-- TEXT follows --
Thus began a thought-provoking evening with Hannah Anderson last Friday at a local coffeehouse, sponsored by the women’s ministry of our church, Trinity Presbyterian. Hannah spoke with deep insight and intelligence, matched to accessibility and candor that I found myself nodding along with many times. Hannah is the author of the excellent book, Made for More, which was my September 2014 book of the month. I’ve also made her one of my long-distance writing mentors (she doesn’t know that) since I met her last summer when I was beginning to get serious about focusing on writing. She was tremendously encouraging then, telling me about her decision to stop running from her calling to write and to devote herself intentionally to writing for a few years and see where  it went. For her, that’s included her first book released last year, and a regular blog at sometimesalight.com. She’s had speaking engagements arise from her writing, and we who heard her were privileged to be part of her circuit. She talks about “stewarding her message” and invited each of us to walk according to our value that’s not scarce but abundant because it flows from an infinite God. 

The theological term is “imago Dei” – made in God’s likeness. And it all began in Genesis, at our creation when humans were breathed into existence by a God desiring to reflect his very nature. This gives every woman (and man) infinite worth and value. Yet it’s a value that’s been marred by sin, and so we are also all desperately in need of restoration. This value has also been given to us in Jesus Christ (not earned).

And therefore, we are to cultivate the earth – our corner of the kingdom entrusted to us by God, using the gifts he has bestowed upon us. The value is the same regardless of the task, because it’s done as a reflection of who we are. Janitorial work and housework are elevated beyond their menial status usually assigned from within the world’s values. “Big” work like being the President and researching cancer are grounded by the humility that these, too, are work assignments received as gifts from the God who created us. We all have different roles.
-- TEXT concluded --
-- THE DATA follows --
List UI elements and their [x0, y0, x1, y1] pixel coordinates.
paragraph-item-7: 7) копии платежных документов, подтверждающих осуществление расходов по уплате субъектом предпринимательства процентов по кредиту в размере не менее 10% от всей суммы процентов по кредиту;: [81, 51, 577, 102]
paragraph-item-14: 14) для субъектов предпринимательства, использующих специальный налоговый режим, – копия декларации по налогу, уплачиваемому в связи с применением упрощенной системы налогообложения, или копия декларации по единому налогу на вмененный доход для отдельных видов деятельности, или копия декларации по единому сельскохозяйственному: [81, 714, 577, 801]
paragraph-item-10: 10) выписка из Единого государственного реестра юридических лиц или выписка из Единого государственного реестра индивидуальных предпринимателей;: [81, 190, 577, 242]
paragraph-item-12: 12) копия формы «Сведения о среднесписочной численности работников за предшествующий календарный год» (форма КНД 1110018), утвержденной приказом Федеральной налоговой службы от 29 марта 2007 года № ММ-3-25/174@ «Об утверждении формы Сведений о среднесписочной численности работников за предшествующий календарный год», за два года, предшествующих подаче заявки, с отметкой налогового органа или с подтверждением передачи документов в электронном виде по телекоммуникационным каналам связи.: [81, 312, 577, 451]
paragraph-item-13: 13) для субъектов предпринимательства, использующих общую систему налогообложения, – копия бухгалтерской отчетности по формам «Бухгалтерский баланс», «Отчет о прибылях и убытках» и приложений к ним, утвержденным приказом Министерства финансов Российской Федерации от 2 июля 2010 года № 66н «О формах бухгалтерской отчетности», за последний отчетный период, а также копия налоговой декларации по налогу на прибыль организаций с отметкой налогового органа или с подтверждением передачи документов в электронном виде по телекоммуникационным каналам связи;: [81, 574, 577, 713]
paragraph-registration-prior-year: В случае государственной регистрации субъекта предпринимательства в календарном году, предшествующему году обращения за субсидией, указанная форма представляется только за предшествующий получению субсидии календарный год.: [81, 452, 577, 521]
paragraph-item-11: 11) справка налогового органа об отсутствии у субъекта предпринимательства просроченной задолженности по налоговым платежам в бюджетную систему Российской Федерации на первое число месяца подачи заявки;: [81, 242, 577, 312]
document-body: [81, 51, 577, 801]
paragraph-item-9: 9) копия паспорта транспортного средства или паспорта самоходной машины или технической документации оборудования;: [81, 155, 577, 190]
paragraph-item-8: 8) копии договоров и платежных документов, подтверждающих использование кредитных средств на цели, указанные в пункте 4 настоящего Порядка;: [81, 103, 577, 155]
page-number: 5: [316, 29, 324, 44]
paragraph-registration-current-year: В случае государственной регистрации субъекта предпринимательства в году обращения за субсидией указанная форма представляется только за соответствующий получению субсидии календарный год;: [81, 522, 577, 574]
-- THE DATA concluded --
## WHAT YOU WILL DO
In the text on Hannah Anderson's talk, copy the part that opens with the words containing "The theological term" and closes with "Jesus Christ (not earned).", swapping "restoration" out for "renewal".

## WRITTEN RESPONSE
The theological term is “imago Dei” – made in God’s likeness. And it all began in Genesis, at our creation when humans were breathed into existence by a God desiring to reflect his very nature. This gives every woman (and man) infinite worth and value. Yet it’s a value that’s been marred by sin, and so we are also all desperately in need of renewal. This value has also been given to us in Jesus Christ (not earned).